**WORK REQUIRED**
Reproduce the entries in full, with no changes.
╭──
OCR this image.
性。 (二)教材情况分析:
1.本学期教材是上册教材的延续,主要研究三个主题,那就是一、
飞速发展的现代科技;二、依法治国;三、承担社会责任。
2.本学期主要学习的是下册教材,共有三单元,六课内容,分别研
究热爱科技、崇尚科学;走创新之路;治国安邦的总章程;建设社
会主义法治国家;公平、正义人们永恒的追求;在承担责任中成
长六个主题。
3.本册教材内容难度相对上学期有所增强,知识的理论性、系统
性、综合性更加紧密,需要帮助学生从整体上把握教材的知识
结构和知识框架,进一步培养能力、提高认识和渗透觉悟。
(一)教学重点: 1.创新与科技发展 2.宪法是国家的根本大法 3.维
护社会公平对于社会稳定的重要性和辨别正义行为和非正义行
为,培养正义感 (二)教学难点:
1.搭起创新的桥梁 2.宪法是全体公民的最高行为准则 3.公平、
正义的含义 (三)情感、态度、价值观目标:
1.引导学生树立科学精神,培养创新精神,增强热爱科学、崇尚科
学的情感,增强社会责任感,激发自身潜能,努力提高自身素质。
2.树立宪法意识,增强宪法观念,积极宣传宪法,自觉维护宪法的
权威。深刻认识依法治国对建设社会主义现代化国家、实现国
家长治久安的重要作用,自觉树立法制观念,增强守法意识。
╰──
**WRITTEN REPLY**
OCR this image.
性。 (二)教材情况分析:
1.本学期教材是上册教材的延续,主要研究三个主题,那就是一、
飞速发展的现代科技;二、依法治国;三、承担社会责任。
2.本学期主要学习的是下册教材,共有三单元,六课内容,分别研
究热爱科技、崇尚科学;走创新之路;治国安邦的总章程;建设社
会主义法治国家;公平、正义人们永恒的追求;在承担责任中成
长六个主题。
3.本册教材内容难度相对上学期有所增强,知识的理论性、系统
性、综合性更加紧密,需要帮助学生从整体上把握教材的知识
结构和知识框架,进一步培养能力、提高认识和渗透觉悟。
(一)教学重点: 1.创新与科技发展 2.宪法是国家的根本大法 3.维
护社会公平对于社会稳定的重要性和辨别正义行为和非正义行
为,培养正义感 (二)教学难点:
1.搭起创新的桥梁 2.宪法是全体公民的最高行为准则 3.公平、
正义的含义 (三)情感、态度、价值观目标:
1.引导学生树立科学精神,培养创新精神,增强热爱科学、崇尚科
学的情感,增强社会责任感,激发自身潜能,努力提高自身素质。
2.树立宪法意识,增强宪法观念,积极宣传宪法,自觉维护宪法的
权威。深刻认识依法治国对建设社会主义现代化国家、实现国
家长治久安的重要作用,自觉树立法制观念,增强守法意识。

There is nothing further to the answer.